## BEGIN Exercise data
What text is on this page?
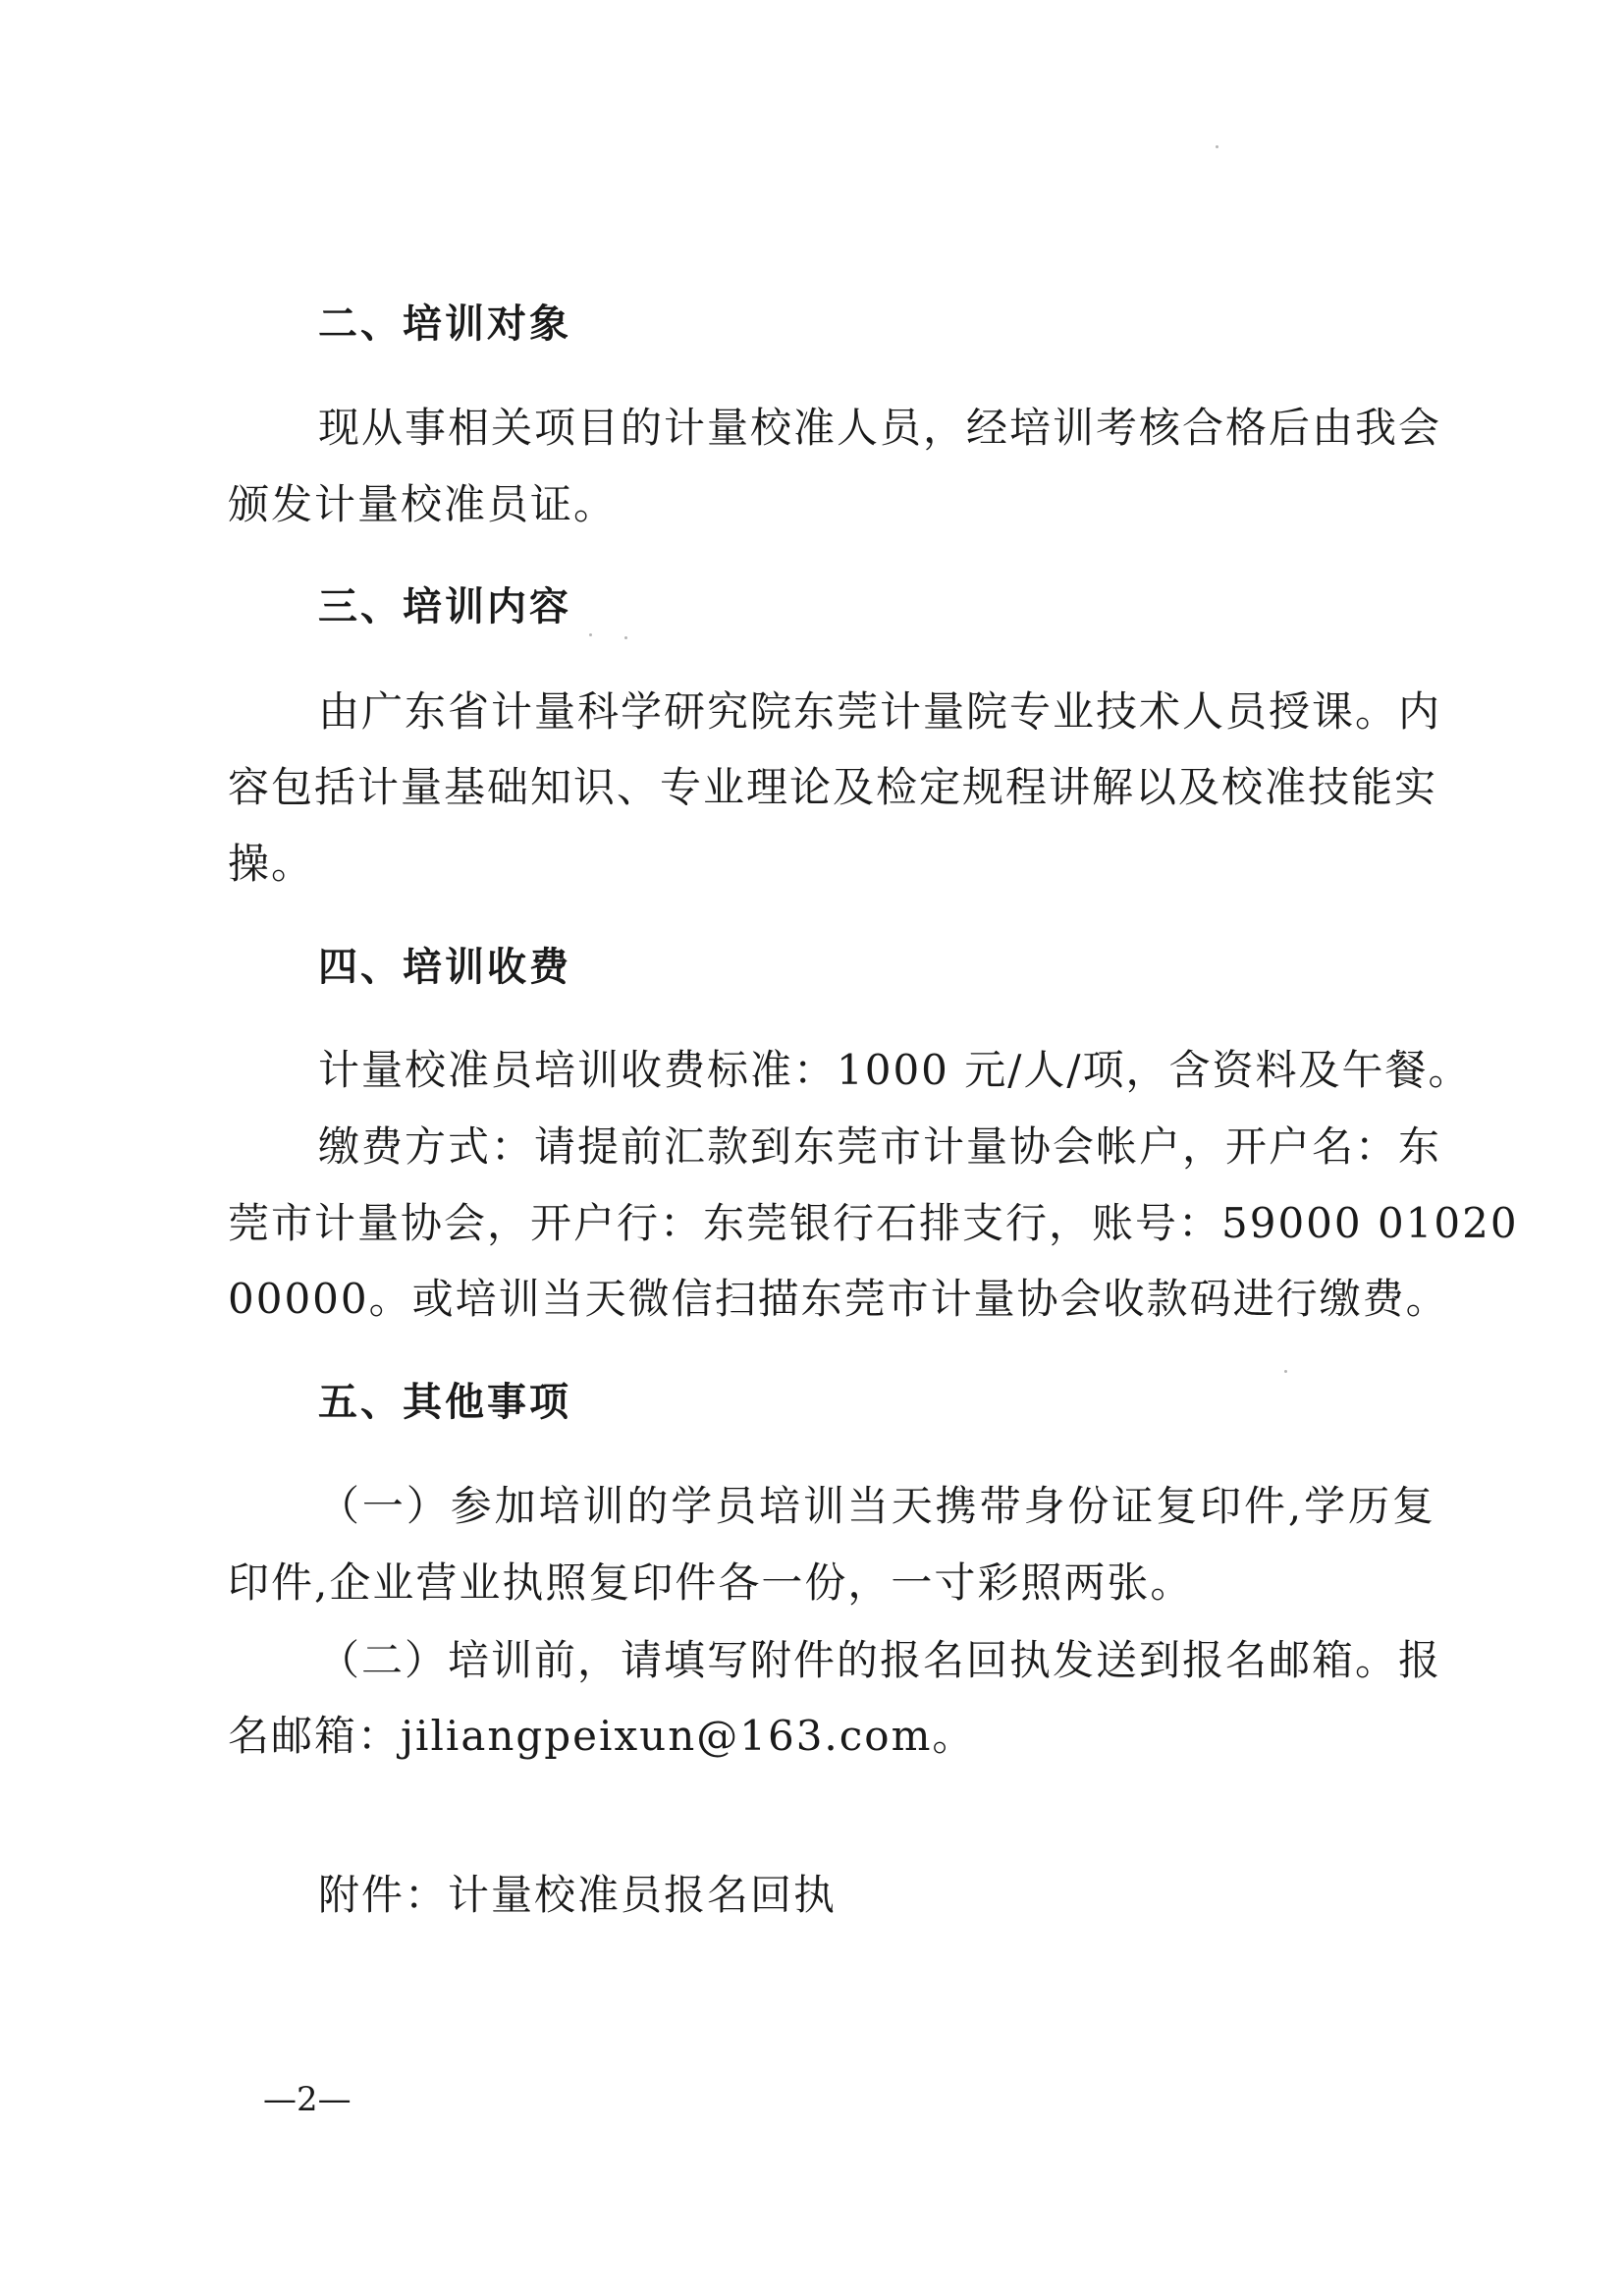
二、培训对象
现从事相关项目的计量校准人员，经培训考核合格后由我会
颁发计量校准员证。
三、培训内容
由广东省计量科学研究院东莞计量院专业技术人员授课。内
容包括计量基础知识、专业理论及检定规程讲解以及校准技能实
操。
四、培训收费
计量校准员培训收费标准：1000 元/人/项，含资料及午餐。
缴费方式：请提前汇款到东莞市计量协会帐户，开户名：东
莞市计量协会，开户行：东莞银行石排支行，账号：59000 01020
00000。或培训当天微信扫描东莞市计量协会收款码进行缴费。
五、其他事项
（一）参加培训的学员培训当天携带身份证复印件,学历复
印件,企业营业执照复印件各一份，一寸彩照两张。
（二）培训前，请填写附件的报名回执发送到报名邮箱。报
名邮箱：jiliangpeixun@163.com。
附件：计量校准员报名回执
—2—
## END Exercise data
Write out the material above once more, exactly as it reads, with no pictures.

Result of this exercise –
What text is on this page?
二、培训对象
现从事相关项目的计量校准人员，经培训考核合格后由我会
颁发计量校准员证。
三、培训内容
由广东省计量科学研究院东莞计量院专业技术人员授课。内
容包括计量基础知识、专业理论及检定规程讲解以及校准技能实
操。
四、培训收费
计量校准员培训收费标准：1000 元/人/项，含资料及午餐。
缴费方式：请提前汇款到东莞市计量协会帐户，开户名：东
莞市计量协会，开户行：东莞银行石排支行，账号：59000 01020
00000。或培训当天微信扫描东莞市计量协会收款码进行缴费。
五、其他事项
（一）参加培训的学员培训当天携带身份证复印件,学历复
印件,企业营业执照复印件各一份，一寸彩照两张。
（二）培训前，请填写附件的报名回执发送到报名邮箱。报
名邮箱：jiliangpeixun@163.com。
附件：计量校准员报名回执
—2—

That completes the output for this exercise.